**WRITTEN PROBLEM**:
Read the listing and extract each line that includes the word "Smokin".

A block of data
--- Start ---
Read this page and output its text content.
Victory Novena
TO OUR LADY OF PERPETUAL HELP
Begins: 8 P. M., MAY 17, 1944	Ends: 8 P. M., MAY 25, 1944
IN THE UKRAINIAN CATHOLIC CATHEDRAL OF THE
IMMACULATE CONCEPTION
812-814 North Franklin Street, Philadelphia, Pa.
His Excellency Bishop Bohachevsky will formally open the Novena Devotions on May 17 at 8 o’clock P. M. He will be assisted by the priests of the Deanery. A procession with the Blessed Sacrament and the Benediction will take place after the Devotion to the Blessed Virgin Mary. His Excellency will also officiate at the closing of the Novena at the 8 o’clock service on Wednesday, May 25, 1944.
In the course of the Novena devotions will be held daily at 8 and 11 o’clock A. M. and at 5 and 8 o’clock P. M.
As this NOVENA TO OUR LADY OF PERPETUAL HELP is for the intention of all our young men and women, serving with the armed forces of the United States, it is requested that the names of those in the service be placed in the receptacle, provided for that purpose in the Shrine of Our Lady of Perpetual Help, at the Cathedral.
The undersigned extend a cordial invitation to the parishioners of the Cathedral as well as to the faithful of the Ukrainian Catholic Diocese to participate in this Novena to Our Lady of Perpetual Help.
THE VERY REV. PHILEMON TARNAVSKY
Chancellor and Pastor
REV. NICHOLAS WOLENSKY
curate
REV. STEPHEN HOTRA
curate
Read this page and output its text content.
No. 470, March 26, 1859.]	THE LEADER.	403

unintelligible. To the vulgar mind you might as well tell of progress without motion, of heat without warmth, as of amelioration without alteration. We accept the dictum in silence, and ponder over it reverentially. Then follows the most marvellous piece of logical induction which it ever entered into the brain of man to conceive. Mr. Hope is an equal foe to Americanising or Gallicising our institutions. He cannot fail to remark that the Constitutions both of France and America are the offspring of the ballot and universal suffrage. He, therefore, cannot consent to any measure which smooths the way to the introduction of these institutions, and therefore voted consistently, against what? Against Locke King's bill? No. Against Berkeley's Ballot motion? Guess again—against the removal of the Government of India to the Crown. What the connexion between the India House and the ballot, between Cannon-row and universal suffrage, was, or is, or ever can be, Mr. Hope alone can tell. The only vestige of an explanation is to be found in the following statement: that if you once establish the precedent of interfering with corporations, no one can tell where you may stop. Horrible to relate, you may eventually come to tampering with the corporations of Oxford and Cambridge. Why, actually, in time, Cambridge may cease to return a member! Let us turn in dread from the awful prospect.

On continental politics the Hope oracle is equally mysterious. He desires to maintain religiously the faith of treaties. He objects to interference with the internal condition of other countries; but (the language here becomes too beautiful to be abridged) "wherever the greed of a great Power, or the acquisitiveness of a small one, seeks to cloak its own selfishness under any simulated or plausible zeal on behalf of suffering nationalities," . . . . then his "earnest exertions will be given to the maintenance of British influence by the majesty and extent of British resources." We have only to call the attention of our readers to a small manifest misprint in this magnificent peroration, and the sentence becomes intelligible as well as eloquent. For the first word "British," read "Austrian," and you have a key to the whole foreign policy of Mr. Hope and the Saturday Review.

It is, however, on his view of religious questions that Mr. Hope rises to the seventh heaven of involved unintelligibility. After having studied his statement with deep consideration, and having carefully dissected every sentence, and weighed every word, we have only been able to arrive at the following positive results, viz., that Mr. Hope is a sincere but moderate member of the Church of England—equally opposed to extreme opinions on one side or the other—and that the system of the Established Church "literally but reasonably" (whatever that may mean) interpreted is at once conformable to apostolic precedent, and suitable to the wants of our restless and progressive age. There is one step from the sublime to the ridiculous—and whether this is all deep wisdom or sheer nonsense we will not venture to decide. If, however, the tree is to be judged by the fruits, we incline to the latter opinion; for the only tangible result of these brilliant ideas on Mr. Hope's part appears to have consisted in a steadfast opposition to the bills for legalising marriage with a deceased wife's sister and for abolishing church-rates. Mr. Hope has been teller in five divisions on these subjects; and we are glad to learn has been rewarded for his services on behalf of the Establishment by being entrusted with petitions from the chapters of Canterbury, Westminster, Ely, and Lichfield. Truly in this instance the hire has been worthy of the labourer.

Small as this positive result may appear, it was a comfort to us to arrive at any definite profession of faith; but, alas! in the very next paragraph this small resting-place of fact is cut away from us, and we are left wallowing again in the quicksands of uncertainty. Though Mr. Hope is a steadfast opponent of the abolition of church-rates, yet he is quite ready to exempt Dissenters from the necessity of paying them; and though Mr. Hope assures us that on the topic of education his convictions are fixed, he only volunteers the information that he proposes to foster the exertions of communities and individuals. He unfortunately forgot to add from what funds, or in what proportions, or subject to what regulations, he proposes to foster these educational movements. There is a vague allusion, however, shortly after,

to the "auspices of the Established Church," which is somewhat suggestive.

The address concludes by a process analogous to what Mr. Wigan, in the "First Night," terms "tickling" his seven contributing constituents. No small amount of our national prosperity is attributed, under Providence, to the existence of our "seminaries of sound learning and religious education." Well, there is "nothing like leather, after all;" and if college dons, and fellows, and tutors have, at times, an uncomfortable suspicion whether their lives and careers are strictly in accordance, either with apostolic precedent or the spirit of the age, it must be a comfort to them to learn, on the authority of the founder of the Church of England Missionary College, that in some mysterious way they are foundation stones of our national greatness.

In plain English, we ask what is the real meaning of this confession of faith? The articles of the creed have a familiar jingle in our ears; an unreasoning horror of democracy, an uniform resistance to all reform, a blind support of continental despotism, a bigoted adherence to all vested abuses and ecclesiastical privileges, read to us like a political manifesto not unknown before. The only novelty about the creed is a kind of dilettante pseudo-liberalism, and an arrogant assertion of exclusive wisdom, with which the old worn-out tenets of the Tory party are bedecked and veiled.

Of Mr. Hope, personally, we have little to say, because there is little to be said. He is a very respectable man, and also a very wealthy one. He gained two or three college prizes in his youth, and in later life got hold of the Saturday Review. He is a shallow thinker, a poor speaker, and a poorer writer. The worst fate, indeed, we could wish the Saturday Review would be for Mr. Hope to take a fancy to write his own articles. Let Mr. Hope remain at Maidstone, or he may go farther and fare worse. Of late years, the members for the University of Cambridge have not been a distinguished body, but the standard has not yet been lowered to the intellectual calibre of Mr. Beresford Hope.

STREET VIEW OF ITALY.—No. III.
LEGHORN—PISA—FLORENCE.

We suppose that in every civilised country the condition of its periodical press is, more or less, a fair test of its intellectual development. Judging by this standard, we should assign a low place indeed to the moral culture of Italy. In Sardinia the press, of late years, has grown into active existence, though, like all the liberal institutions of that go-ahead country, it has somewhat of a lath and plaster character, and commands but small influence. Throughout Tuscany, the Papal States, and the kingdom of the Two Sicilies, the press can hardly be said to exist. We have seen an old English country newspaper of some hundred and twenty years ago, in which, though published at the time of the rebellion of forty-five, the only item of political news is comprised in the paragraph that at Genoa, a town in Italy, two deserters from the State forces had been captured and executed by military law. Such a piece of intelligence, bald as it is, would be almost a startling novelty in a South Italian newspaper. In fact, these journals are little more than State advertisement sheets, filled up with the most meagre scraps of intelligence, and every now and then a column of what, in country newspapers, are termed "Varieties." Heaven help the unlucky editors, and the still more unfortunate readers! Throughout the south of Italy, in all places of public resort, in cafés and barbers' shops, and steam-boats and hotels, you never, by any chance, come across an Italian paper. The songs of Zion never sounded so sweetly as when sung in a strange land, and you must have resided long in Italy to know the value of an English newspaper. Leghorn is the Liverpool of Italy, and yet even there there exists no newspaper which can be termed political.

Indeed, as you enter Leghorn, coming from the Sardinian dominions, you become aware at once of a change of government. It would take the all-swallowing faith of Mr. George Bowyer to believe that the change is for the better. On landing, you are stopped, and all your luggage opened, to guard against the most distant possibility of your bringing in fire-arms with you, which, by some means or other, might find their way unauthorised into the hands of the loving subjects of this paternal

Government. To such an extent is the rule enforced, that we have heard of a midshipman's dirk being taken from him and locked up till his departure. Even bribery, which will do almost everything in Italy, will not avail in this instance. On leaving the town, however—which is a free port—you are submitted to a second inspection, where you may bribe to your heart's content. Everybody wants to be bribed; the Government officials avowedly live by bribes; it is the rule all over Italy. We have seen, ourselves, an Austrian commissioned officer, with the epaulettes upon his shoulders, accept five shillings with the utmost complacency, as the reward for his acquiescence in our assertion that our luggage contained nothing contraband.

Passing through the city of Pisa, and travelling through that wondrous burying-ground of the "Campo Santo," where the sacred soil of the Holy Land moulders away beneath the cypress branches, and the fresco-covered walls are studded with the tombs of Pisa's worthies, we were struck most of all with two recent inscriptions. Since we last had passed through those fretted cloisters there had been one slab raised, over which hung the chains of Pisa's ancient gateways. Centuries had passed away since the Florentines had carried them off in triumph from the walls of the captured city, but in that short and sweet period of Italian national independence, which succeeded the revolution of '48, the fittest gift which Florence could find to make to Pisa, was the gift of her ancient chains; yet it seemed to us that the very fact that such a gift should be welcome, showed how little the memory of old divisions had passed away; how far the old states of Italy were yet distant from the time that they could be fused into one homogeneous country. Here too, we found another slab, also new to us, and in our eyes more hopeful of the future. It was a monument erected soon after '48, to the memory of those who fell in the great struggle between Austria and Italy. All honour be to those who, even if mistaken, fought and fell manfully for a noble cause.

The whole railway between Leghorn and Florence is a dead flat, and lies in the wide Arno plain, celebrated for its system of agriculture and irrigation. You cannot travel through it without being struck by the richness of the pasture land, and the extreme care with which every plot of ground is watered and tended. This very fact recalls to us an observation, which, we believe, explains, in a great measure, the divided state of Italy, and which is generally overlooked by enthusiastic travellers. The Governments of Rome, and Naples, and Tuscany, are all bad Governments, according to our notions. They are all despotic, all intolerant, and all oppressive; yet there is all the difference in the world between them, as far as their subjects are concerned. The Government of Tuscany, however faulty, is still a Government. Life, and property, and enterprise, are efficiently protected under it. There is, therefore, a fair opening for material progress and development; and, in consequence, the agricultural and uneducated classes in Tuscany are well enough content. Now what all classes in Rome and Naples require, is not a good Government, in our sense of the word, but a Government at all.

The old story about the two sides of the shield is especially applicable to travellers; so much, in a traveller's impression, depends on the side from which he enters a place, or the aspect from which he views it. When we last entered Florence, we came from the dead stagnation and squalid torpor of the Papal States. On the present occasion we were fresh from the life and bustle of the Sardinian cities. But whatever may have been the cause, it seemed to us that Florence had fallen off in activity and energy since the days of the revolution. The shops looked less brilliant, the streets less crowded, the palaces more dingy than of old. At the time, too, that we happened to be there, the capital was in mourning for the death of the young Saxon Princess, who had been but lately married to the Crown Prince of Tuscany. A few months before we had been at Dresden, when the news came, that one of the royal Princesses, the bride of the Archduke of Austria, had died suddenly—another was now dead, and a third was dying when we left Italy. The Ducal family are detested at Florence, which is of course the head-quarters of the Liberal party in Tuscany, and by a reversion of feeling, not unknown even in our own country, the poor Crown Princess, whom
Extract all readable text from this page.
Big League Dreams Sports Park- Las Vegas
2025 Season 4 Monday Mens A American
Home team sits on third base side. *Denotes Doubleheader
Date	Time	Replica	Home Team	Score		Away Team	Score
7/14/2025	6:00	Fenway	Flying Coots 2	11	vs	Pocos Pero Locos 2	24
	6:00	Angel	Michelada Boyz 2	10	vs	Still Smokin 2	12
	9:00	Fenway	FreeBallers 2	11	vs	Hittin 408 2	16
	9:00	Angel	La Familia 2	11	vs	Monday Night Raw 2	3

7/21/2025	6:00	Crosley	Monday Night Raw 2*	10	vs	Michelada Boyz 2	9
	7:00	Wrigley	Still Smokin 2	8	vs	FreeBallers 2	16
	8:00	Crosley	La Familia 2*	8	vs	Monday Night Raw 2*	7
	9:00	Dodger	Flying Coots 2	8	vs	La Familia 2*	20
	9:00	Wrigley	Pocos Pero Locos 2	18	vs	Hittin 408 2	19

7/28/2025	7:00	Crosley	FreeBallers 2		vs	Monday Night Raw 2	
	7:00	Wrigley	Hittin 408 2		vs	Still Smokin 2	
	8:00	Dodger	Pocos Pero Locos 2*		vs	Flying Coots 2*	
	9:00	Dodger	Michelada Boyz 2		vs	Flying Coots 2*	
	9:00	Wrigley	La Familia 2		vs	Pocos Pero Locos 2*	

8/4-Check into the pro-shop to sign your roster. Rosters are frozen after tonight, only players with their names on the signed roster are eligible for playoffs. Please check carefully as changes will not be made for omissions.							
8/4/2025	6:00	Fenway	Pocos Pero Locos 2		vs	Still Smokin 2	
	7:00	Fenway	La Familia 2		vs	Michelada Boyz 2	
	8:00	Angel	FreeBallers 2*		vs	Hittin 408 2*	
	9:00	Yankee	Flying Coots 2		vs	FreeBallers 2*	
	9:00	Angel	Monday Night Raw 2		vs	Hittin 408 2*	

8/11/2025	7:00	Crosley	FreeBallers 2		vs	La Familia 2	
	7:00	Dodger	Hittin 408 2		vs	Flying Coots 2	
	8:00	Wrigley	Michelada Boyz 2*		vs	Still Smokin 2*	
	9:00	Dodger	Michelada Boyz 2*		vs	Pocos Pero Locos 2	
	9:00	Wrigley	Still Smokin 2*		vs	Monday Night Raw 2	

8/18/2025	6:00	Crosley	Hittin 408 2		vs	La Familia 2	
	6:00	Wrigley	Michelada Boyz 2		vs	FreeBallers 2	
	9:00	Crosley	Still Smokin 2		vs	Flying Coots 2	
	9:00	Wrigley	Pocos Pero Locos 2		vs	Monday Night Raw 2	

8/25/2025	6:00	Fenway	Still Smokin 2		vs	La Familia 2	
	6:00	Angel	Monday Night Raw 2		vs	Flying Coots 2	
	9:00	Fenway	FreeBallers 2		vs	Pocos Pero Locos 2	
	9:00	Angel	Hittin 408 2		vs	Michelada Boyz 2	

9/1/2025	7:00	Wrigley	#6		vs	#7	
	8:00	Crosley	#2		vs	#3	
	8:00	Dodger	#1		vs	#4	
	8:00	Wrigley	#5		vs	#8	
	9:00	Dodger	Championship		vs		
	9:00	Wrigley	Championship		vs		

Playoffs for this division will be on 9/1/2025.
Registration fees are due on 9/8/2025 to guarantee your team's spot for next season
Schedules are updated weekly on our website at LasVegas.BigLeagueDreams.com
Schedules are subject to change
--- End ---
**PROBLEM SOLUTION**:
	6:00	Angel	Michelada Boyz 2	10	vs	Still Smokin 2	12
	7:00	Wrigley	Still Smokin 2	8	vs	FreeBallers 2	16
	7:00	Wrigley	Hittin 408 2		vs	Still Smokin 2	
8/4/2025	6:00	Fenway	Pocos Pero Locos 2		vs	Still Smokin 2	
	8:00	Wrigley	Michelada Boyz 2*		vs	Still Smokin 2*	
	9:00	Wrigley	Still Smokin 2*		vs	Monday Night Raw 2	
	9:00	Crosley	Still Smokin 2		vs	Flying Coots 2	
8/25/2025	6:00	Fenway	Still Smokin 2		vs	La Familia 2	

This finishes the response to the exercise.